[Data records]
▶
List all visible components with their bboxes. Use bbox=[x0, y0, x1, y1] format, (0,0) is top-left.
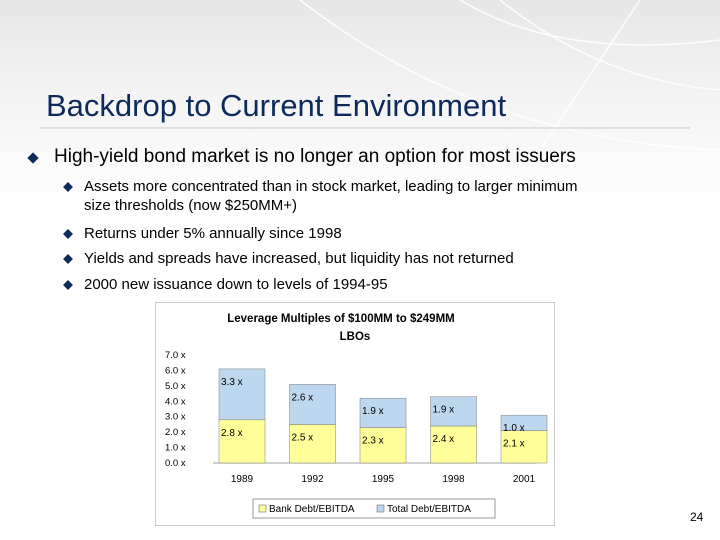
legend-label-total-debt: Total Debt/EBITDA bbox=[387, 504, 471, 515]
sub-bullet-text: Yields and spreads have increased, but l… bbox=[84, 250, 514, 267]
x-tick-label: 1989 bbox=[231, 474, 254, 485]
diamond-bullet-icon bbox=[27, 152, 39, 164]
bank-debt-bar bbox=[359, 427, 407, 464]
bank-debt-bar bbox=[500, 430, 548, 464]
total-debt-bar bbox=[218, 368, 266, 421]
total-debt-bar bbox=[289, 384, 336, 425]
leverage-chart: Leverage Multiples of $100MM to $249MM L… bbox=[155, 302, 555, 526]
diamond-bullet-icon bbox=[63, 254, 73, 264]
y-tick-label: 2.0 x bbox=[165, 427, 186, 438]
legend-swatch-total-debt bbox=[376, 504, 385, 513]
x-tick-label: 1995 bbox=[372, 474, 395, 485]
bar-value-label: 2.1 x bbox=[503, 439, 525, 450]
bar-value-label: 2.4 x bbox=[433, 434, 455, 445]
total-debt-bar bbox=[359, 397, 407, 428]
sub-bullet-text: Returns under 5% annually since 1998 bbox=[84, 225, 342, 242]
chart-title-line1: Leverage Multiples of $100MM to $249MM bbox=[227, 313, 455, 325]
sub-bullet-text: size thresholds (now $250MM+) bbox=[84, 197, 298, 214]
bar-value-label: 2.8 x bbox=[221, 428, 243, 439]
y-tick-label: 4.0 x bbox=[165, 396, 186, 407]
chart-title-line2: LBOs bbox=[340, 331, 371, 343]
diamond-bullet-icon bbox=[63, 229, 73, 239]
bar-value-label: 2.5 x bbox=[292, 432, 314, 443]
legend-box bbox=[252, 498, 496, 519]
y-tick-label: 6.0 x bbox=[165, 365, 186, 376]
diamond-bullet-icon bbox=[63, 280, 73, 290]
y-tick-label: 0.0 x bbox=[165, 458, 186, 469]
bank-debt-bar bbox=[218, 419, 266, 464]
diamond-bullet-icon bbox=[63, 182, 73, 192]
legend-swatch-bank-debt bbox=[258, 504, 267, 513]
y-tick-label: 1.0 x bbox=[165, 443, 186, 454]
slide-title: Backdrop to Current Environment bbox=[46, 88, 507, 123]
bank-debt-bar bbox=[430, 425, 477, 464]
bar-value-label: 2.6 x bbox=[292, 392, 314, 403]
page-number: 24 bbox=[690, 510, 704, 524]
bar-value-label: 1.9 x bbox=[362, 406, 384, 417]
bar-value-label: 1.0 x bbox=[503, 423, 525, 434]
total-debt-bar bbox=[500, 414, 548, 431]
sub-bullet-text: Assets more concentrated than in stock m… bbox=[84, 178, 578, 195]
bar-value-label: 1.9 x bbox=[433, 405, 455, 416]
x-tick-label: 1998 bbox=[442, 474, 465, 485]
legend-label-bank-debt: Bank Debt/EBITDA bbox=[269, 504, 355, 515]
y-tick-label: 7.0 x bbox=[165, 350, 186, 361]
sub-bullet-text: 2000 new issuance down to levels of 1994… bbox=[84, 276, 388, 293]
x-tick-label: 1992 bbox=[301, 474, 324, 485]
y-tick-label: 3.0 x bbox=[165, 412, 186, 423]
bar-value-label: 2.3 x bbox=[362, 436, 384, 447]
bank-debt-bar bbox=[289, 424, 336, 464]
y-tick-label: 5.0 x bbox=[165, 381, 186, 392]
bar-value-label: 3.3 x bbox=[221, 377, 243, 388]
total-debt-bar bbox=[430, 396, 477, 427]
x-tick-label: 2001 bbox=[513, 474, 536, 485]
main-bullet-text: High-yield bond market is no longer an o… bbox=[54, 146, 576, 167]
◀
The problem:
Give all the records again with "top-left" replaced by "upper-left" and everything else unchanged. Leave the pictures out of your answer.

Complete answer:
List all visible components with their bboxes. Use bbox=[x0, y0, x1, y1] format, (0,0) is upper-left.
legend-label-total-debt: Total Debt/EBITDA bbox=[387, 504, 471, 515]
sub-bullet-text: Yields and spreads have increased, but l… bbox=[84, 250, 514, 267]
x-tick-label: 1989 bbox=[231, 474, 254, 485]
diamond-bullet-icon bbox=[27, 152, 39, 164]
bank-debt-bar bbox=[359, 427, 407, 464]
bank-debt-bar bbox=[500, 430, 548, 464]
total-debt-bar bbox=[218, 368, 266, 421]
total-debt-bar bbox=[289, 384, 336, 425]
leverage-chart: Leverage Multiples of $100MM to $249MM L… bbox=[155, 302, 555, 526]
diamond-bullet-icon bbox=[63, 254, 73, 264]
y-tick-label: 2.0 x bbox=[165, 427, 186, 438]
legend-swatch-total-debt bbox=[376, 504, 385, 513]
x-tick-label: 1995 bbox=[372, 474, 395, 485]
bar-value-label: 2.1 x bbox=[503, 439, 525, 450]
bar-value-label: 2.4 x bbox=[433, 434, 455, 445]
total-debt-bar bbox=[359, 397, 407, 428]
sub-bullet-text: Returns under 5% annually since 1998 bbox=[84, 225, 342, 242]
chart-title-line1: Leverage Multiples of $100MM to $249MM bbox=[227, 313, 455, 325]
sub-bullet-text: size thresholds (now $250MM+) bbox=[84, 197, 298, 214]
bar-value-label: 2.8 x bbox=[221, 428, 243, 439]
y-tick-label: 4.0 x bbox=[165, 396, 186, 407]
chart-title-line2: LBOs bbox=[340, 331, 371, 343]
diamond-bullet-icon bbox=[63, 229, 73, 239]
bar-value-label: 2.5 x bbox=[292, 432, 314, 443]
legend-box bbox=[252, 498, 496, 519]
y-tick-label: 6.0 x bbox=[165, 365, 186, 376]
diamond-bullet-icon bbox=[63, 280, 73, 290]
y-tick-label: 0.0 x bbox=[165, 458, 186, 469]
bank-debt-bar bbox=[218, 419, 266, 464]
diamond-bullet-icon bbox=[63, 182, 73, 192]
legend-swatch-bank-debt bbox=[258, 504, 267, 513]
y-tick-label: 1.0 x bbox=[165, 443, 186, 454]
slide-title: Backdrop to Current Environment bbox=[46, 88, 507, 123]
bank-debt-bar bbox=[430, 425, 477, 464]
bar-value-label: 2.6 x bbox=[292, 392, 314, 403]
page-number: 24 bbox=[690, 510, 704, 524]
bar-value-label: 1.9 x bbox=[362, 406, 384, 417]
bar-value-label: 1.0 x bbox=[503, 423, 525, 434]
total-debt-bar bbox=[500, 414, 548, 431]
sub-bullet-text: Assets more concentrated than in stock m… bbox=[84, 178, 578, 195]
bar-value-label: 1.9 x bbox=[433, 405, 455, 416]
x-tick-label: 1998 bbox=[442, 474, 465, 485]
legend-label-bank-debt: Bank Debt/EBITDA bbox=[269, 504, 355, 515]
y-tick-label: 7.0 x bbox=[165, 350, 186, 361]
sub-bullet-text: 2000 new issuance down to levels of 1994… bbox=[84, 276, 388, 293]
x-tick-label: 1992 bbox=[301, 474, 324, 485]
y-tick-label: 3.0 x bbox=[165, 412, 186, 423]
bar-value-label: 2.3 x bbox=[362, 436, 384, 447]
bank-debt-bar bbox=[289, 424, 336, 464]
y-tick-label: 5.0 x bbox=[165, 381, 186, 392]
bar-value-label: 3.3 x bbox=[221, 377, 243, 388]
total-debt-bar bbox=[430, 396, 477, 427]
x-tick-label: 2001 bbox=[513, 474, 536, 485]
main-bullet-text: High-yield bond market is no longer an o… bbox=[54, 146, 576, 167]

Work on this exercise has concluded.